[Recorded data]
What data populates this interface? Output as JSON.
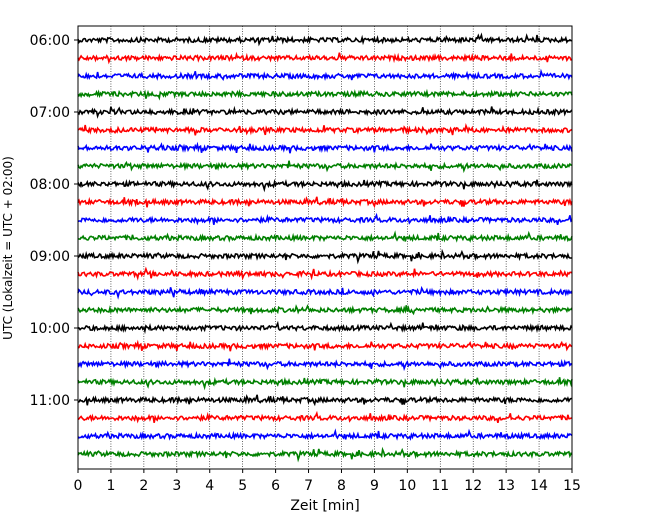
{
  "chart_data": {
    "type": "line",
    "title": "",
    "xlabel": "Zeit  [min]",
    "ylabel": "UTC (Lokalzeit = UTC + 02:00)",
    "xlim": [
      0,
      15
    ],
    "x_ticks": [
      0,
      1,
      2,
      3,
      4,
      5,
      6,
      7,
      8,
      9,
      10,
      11,
      12,
      13,
      14,
      15
    ],
    "x_tick_labels": [
      "0",
      "1",
      "2",
      "3",
      "4",
      "5",
      "6",
      "7",
      "8",
      "9",
      "10",
      "11",
      "12",
      "13",
      "14",
      "15"
    ],
    "y_tick_labels": [
      "06:00",
      "07:00",
      "08:00",
      "09:00",
      "10:00",
      "11:00"
    ],
    "trace_colors": [
      "#000000",
      "#ff0000",
      "#0000ff",
      "#008000"
    ],
    "grid": "vertical dotted lines at each minute",
    "legend": "none",
    "series": [
      {
        "start": "06:00",
        "color": "#000000"
      },
      {
        "start": "06:15",
        "color": "#ff0000"
      },
      {
        "start": "06:30",
        "color": "#0000ff"
      },
      {
        "start": "06:45",
        "color": "#008000"
      },
      {
        "start": "07:00",
        "color": "#000000"
      },
      {
        "start": "07:15",
        "color": "#ff0000"
      },
      {
        "start": "07:30",
        "color": "#0000ff"
      },
      {
        "start": "07:45",
        "color": "#008000"
      },
      {
        "start": "08:00",
        "color": "#000000"
      },
      {
        "start": "08:15",
        "color": "#ff0000"
      },
      {
        "start": "08:30",
        "color": "#0000ff"
      },
      {
        "start": "08:45",
        "color": "#008000"
      },
      {
        "start": "09:00",
        "color": "#000000"
      },
      {
        "start": "09:15",
        "color": "#ff0000"
      },
      {
        "start": "09:30",
        "color": "#0000ff"
      },
      {
        "start": "09:45",
        "color": "#008000"
      },
      {
        "start": "10:00",
        "color": "#000000"
      },
      {
        "start": "10:15",
        "color": "#ff0000"
      },
      {
        "start": "10:30",
        "color": "#0000ff"
      },
      {
        "start": "10:45",
        "color": "#008000"
      },
      {
        "start": "11:00",
        "color": "#000000"
      },
      {
        "start": "11:15",
        "color": "#ff0000"
      },
      {
        "start": "11:30",
        "color": "#0000ff"
      },
      {
        "start": "11:45",
        "color": "#008000"
      }
    ]
  }
}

▶ **What the task asks**
Reproduce the material word for word, minus the images.

▶ **Task response**
What data populates this interface? Output as JSON.
{
  "chart_data": {
    "type": "line",
    "title": "",
    "xlabel": "Zeit  [min]",
    "ylabel": "UTC (Lokalzeit = UTC + 02:00)",
    "xlim": [
      0,
      15
    ],
    "x_ticks": [
      0,
      1,
      2,
      3,
      4,
      5,
      6,
      7,
      8,
      9,
      10,
      11,
      12,
      13,
      14,
      15
    ],
    "x_tick_labels": [
      "0",
      "1",
      "2",
      "3",
      "4",
      "5",
      "6",
      "7",
      "8",
      "9",
      "10",
      "11",
      "12",
      "13",
      "14",
      "15"
    ],
    "y_tick_labels": [
      "06:00",
      "07:00",
      "08:00",
      "09:00",
      "10:00",
      "11:00"
    ],
    "trace_colors": [
      "#000000",
      "#ff0000",
      "#0000ff",
      "#008000"
    ],
    "grid": "vertical dotted lines at each minute",
    "legend": "none",
    "series": [
      {
        "start": "06:00",
        "color": "#000000"
      },
      {
        "start": "06:15",
        "color": "#ff0000"
      },
      {
        "start": "06:30",
        "color": "#0000ff"
      },
      {
        "start": "06:45",
        "color": "#008000"
      },
      {
        "start": "07:00",
        "color": "#000000"
      },
      {
        "start": "07:15",
        "color": "#ff0000"
      },
      {
        "start": "07:30",
        "color": "#0000ff"
      },
      {
        "start": "07:45",
        "color": "#008000"
      },
      {
        "start": "08:00",
        "color": "#000000"
      },
      {
        "start": "08:15",
        "color": "#ff0000"
      },
      {
        "start": "08:30",
        "color": "#0000ff"
      },
      {
        "start": "08:45",
        "color": "#008000"
      },
      {
        "start": "09:00",
        "color": "#000000"
      },
      {
        "start": "09:15",
        "color": "#ff0000"
      },
      {
        "start": "09:30",
        "color": "#0000ff"
      },
      {
        "start": "09:45",
        "color": "#008000"
      },
      {
        "start": "10:00",
        "color": "#000000"
      },
      {
        "start": "10:15",
        "color": "#ff0000"
      },
      {
        "start": "10:30",
        "color": "#0000ff"
      },
      {
        "start": "10:45",
        "color": "#008000"
      },
      {
        "start": "11:00",
        "color": "#000000"
      },
      {
        "start": "11:15",
        "color": "#ff0000"
      },
      {
        "start": "11:30",
        "color": "#0000ff"
      },
      {
        "start": "11:45",
        "color": "#008000"
      }
    ]
  }
}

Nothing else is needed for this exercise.